=== TASK INPUT ===
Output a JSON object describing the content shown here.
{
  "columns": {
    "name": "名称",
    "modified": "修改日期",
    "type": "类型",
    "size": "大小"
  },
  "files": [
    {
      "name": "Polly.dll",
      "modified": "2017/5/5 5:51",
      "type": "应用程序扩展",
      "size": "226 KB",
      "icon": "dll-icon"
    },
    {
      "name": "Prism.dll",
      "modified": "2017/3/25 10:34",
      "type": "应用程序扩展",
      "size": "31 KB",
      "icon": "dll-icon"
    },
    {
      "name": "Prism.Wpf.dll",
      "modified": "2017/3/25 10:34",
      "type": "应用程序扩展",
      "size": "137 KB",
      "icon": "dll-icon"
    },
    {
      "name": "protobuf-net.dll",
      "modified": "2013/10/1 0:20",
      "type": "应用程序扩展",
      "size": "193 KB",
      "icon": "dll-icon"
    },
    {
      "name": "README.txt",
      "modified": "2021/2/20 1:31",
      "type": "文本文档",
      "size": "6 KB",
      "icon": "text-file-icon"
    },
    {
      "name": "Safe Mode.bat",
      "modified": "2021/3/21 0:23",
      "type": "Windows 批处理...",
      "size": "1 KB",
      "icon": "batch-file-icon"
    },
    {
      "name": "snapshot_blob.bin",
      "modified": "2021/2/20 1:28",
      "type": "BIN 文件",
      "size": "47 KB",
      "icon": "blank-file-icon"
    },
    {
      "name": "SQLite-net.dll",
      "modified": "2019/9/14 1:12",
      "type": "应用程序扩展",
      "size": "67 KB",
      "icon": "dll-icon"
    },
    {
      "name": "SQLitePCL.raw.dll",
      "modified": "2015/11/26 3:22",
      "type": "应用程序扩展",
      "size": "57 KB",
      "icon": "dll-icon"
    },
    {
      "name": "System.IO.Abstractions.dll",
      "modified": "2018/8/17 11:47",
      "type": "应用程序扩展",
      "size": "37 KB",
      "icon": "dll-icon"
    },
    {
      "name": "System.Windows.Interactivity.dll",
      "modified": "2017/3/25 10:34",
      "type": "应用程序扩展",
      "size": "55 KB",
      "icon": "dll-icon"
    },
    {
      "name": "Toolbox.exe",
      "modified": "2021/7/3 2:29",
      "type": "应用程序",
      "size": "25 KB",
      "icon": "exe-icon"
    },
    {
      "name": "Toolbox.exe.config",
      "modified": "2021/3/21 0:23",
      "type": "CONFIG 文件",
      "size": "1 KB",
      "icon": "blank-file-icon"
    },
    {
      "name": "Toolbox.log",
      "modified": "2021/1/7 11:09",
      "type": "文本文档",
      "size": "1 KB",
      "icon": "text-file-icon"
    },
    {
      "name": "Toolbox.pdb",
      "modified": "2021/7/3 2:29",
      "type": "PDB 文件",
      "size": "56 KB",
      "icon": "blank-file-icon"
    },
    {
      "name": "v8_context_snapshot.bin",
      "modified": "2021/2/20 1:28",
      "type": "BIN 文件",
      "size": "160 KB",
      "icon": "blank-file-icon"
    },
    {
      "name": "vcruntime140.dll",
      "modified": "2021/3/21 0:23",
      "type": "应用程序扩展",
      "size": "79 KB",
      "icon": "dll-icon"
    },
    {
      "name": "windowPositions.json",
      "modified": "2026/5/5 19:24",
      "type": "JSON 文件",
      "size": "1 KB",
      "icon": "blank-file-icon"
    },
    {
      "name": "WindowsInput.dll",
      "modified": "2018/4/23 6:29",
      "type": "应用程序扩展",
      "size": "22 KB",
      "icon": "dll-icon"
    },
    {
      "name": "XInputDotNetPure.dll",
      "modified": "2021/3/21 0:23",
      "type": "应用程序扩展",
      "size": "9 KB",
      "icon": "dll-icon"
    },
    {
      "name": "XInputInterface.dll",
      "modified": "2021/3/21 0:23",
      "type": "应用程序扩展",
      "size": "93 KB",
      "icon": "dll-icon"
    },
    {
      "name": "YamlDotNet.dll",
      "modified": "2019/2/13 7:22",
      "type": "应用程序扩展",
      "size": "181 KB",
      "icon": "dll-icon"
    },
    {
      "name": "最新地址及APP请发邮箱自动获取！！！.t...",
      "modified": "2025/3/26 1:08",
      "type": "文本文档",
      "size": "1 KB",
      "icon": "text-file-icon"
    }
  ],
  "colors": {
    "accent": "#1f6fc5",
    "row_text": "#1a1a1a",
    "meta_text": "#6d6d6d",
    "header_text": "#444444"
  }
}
===
=== TASK INPUT ===
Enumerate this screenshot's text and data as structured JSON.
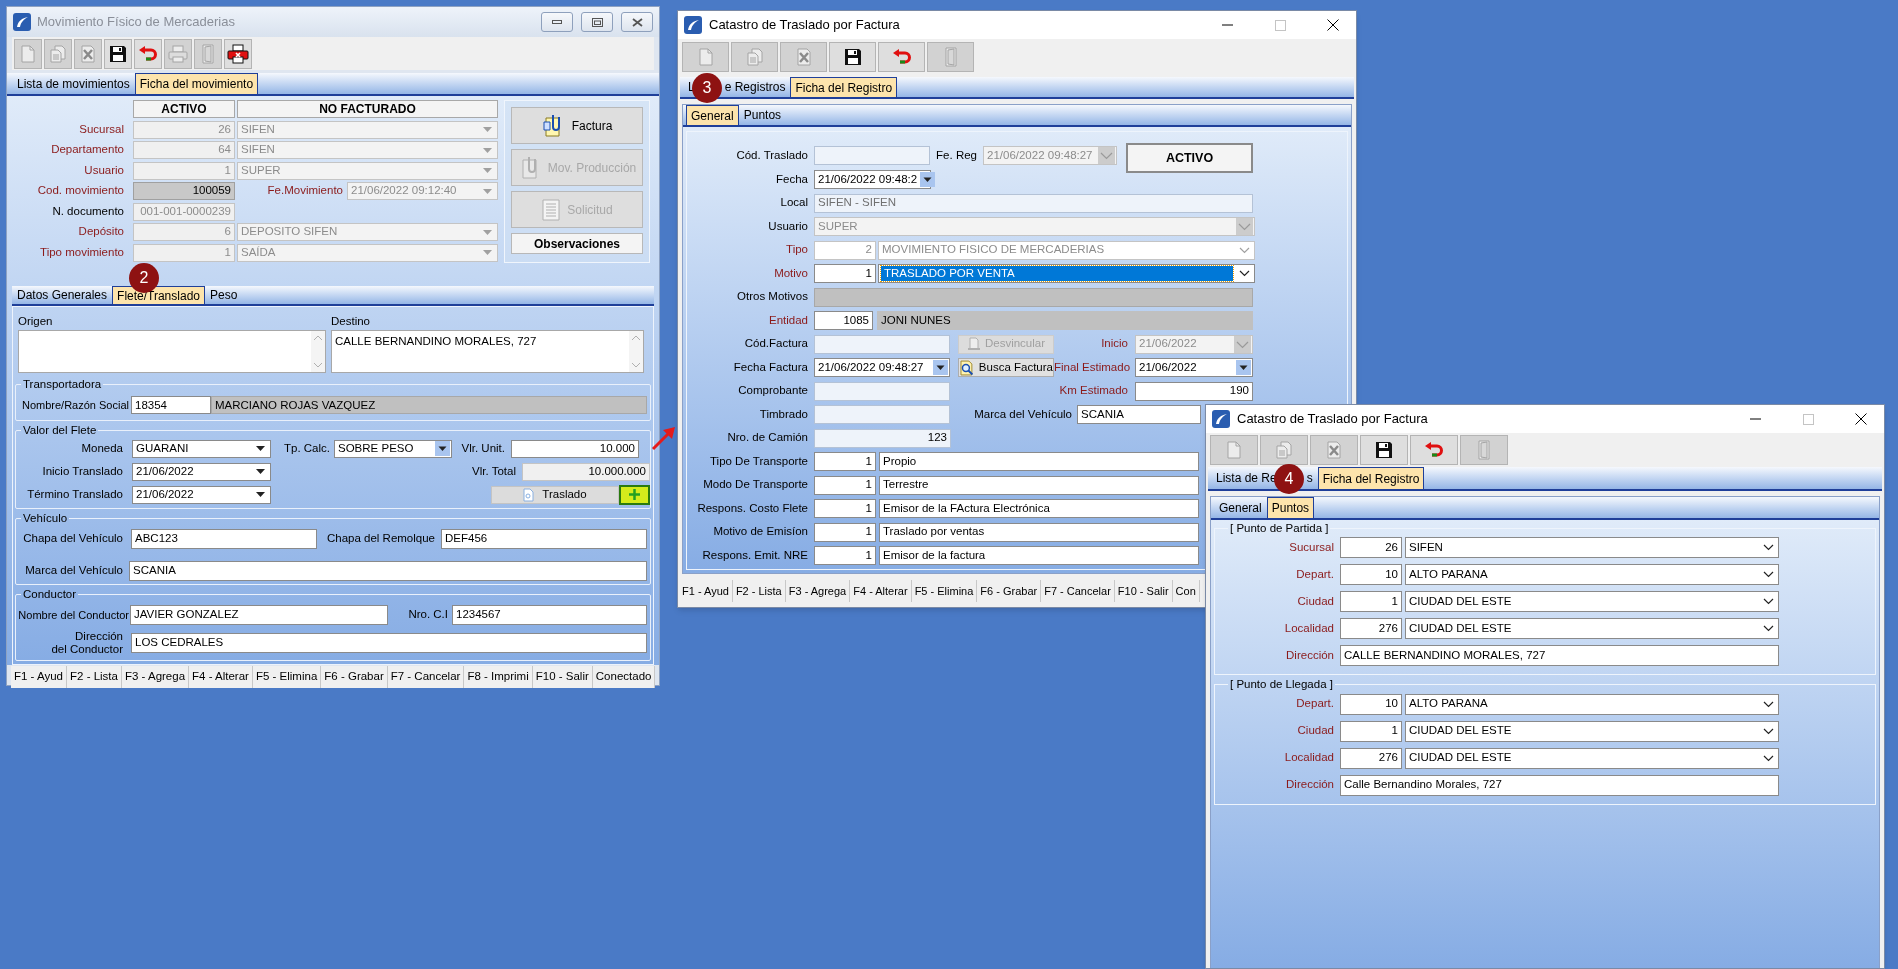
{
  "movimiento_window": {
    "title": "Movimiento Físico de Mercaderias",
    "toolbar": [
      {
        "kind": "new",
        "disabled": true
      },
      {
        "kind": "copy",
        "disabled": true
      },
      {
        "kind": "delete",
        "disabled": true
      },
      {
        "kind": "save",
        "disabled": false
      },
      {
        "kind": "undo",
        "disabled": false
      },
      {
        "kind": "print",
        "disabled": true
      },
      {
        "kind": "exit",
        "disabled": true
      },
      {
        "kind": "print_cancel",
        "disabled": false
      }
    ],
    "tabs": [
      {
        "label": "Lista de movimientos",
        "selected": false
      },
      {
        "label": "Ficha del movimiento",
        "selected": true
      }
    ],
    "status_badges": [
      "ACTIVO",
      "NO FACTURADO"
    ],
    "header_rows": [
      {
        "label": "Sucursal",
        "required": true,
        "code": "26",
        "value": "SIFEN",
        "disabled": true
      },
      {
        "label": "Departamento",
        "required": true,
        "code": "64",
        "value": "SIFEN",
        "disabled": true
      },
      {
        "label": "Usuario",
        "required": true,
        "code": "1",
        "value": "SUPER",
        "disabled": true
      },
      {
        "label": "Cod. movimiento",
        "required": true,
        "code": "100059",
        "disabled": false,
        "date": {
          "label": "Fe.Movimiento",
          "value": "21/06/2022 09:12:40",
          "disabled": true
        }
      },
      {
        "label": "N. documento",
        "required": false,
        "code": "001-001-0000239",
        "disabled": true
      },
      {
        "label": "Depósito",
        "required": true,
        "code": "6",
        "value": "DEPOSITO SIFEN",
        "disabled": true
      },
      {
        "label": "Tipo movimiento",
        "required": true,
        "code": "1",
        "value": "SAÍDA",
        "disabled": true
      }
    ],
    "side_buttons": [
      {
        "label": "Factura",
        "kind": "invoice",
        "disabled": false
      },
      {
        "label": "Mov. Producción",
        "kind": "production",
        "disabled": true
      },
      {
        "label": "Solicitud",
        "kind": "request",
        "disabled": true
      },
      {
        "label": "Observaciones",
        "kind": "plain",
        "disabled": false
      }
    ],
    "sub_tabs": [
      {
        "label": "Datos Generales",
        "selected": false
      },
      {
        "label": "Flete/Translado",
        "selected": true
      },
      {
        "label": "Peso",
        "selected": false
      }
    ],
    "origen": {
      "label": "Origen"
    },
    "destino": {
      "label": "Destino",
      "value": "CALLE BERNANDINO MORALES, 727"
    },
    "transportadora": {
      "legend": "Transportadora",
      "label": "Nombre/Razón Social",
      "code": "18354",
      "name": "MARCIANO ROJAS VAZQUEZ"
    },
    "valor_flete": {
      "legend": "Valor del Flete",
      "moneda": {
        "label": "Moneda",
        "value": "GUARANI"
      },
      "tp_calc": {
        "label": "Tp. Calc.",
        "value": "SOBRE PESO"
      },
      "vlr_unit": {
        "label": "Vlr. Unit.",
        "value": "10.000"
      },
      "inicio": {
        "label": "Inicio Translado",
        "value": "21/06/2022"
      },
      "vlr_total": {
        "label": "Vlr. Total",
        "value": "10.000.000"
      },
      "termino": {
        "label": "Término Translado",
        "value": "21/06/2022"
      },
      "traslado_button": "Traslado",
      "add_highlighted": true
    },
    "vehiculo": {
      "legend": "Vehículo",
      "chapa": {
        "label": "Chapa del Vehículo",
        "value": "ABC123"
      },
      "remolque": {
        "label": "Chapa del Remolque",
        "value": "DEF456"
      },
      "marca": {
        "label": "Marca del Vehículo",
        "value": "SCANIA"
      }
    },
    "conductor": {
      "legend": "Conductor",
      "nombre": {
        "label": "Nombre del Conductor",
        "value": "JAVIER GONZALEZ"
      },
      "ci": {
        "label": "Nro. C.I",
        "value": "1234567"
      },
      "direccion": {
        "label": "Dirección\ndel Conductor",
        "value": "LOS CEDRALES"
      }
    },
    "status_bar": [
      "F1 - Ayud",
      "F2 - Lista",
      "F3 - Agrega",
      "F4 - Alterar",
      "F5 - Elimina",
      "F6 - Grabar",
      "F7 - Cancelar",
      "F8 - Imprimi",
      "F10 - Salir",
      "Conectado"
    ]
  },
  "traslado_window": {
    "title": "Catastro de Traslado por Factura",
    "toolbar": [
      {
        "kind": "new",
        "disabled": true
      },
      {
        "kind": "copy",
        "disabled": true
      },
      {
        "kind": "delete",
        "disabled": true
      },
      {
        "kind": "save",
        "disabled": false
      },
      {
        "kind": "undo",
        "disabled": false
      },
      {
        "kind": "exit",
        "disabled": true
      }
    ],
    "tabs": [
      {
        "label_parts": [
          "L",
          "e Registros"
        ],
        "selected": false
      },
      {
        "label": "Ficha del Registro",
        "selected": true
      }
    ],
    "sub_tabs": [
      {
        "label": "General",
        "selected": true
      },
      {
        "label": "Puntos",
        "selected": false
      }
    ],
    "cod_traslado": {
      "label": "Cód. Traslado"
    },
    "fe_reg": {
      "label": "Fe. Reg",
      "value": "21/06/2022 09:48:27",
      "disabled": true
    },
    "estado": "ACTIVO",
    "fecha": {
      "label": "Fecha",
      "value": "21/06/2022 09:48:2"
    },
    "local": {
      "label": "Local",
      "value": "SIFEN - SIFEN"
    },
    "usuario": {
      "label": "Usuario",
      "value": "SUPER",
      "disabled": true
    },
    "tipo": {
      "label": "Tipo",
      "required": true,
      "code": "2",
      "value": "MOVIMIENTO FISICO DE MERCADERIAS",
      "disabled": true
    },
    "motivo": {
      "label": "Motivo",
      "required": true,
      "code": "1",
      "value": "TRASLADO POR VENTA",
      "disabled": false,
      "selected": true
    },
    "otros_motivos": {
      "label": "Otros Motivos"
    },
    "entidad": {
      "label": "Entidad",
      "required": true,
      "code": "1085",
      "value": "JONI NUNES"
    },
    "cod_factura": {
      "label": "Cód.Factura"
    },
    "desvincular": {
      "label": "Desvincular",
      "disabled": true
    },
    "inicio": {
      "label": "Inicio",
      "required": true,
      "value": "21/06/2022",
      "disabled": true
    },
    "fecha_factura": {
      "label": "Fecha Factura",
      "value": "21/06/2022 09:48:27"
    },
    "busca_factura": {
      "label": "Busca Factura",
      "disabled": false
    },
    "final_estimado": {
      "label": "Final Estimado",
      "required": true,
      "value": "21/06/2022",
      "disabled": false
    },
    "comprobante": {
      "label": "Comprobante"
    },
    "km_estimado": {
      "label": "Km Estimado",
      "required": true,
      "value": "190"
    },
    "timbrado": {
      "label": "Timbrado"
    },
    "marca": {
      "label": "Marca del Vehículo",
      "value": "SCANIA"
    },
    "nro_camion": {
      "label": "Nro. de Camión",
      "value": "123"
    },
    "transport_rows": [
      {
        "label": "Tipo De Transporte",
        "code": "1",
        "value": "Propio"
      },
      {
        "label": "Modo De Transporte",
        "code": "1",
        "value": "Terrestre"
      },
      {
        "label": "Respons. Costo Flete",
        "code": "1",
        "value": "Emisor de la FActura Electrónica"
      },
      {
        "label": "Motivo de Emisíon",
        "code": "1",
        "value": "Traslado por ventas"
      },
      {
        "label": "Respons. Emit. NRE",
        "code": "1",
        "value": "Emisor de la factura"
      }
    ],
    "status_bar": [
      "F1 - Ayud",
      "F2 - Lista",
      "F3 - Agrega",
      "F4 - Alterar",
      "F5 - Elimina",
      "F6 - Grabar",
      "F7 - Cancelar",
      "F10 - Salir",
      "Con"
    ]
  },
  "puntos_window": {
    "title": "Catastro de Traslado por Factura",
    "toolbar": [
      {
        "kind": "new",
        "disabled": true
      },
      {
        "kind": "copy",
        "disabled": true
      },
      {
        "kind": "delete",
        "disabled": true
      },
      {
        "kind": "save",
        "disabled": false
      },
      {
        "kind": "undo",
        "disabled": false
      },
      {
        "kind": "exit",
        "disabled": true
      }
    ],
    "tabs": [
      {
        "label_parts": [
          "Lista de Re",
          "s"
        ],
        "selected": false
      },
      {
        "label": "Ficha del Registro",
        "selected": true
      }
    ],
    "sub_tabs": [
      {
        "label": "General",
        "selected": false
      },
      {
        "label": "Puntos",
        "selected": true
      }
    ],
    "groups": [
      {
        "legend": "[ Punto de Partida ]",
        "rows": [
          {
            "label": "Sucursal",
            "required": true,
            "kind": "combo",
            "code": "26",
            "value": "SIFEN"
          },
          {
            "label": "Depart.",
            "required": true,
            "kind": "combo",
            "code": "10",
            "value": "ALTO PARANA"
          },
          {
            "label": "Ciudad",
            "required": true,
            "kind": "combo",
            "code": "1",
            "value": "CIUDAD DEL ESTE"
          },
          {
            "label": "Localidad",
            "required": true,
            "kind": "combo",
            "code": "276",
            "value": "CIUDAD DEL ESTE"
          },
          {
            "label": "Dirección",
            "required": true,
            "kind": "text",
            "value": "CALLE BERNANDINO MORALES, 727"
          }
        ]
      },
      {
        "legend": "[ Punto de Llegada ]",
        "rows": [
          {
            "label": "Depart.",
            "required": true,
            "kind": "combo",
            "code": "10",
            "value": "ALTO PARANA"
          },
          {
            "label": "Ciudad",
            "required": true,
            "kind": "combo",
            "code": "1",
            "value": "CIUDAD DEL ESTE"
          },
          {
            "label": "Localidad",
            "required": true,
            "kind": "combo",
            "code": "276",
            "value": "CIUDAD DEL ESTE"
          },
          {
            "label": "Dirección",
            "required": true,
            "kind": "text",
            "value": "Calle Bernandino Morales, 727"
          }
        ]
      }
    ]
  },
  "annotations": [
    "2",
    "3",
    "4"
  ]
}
===
(WHAT TO DO)
Pick out all lines containing the string "Transporte".

(EXERCISE RESULT)
        "label": "Tipo De Transporte",
        "label": "Modo De Transporte",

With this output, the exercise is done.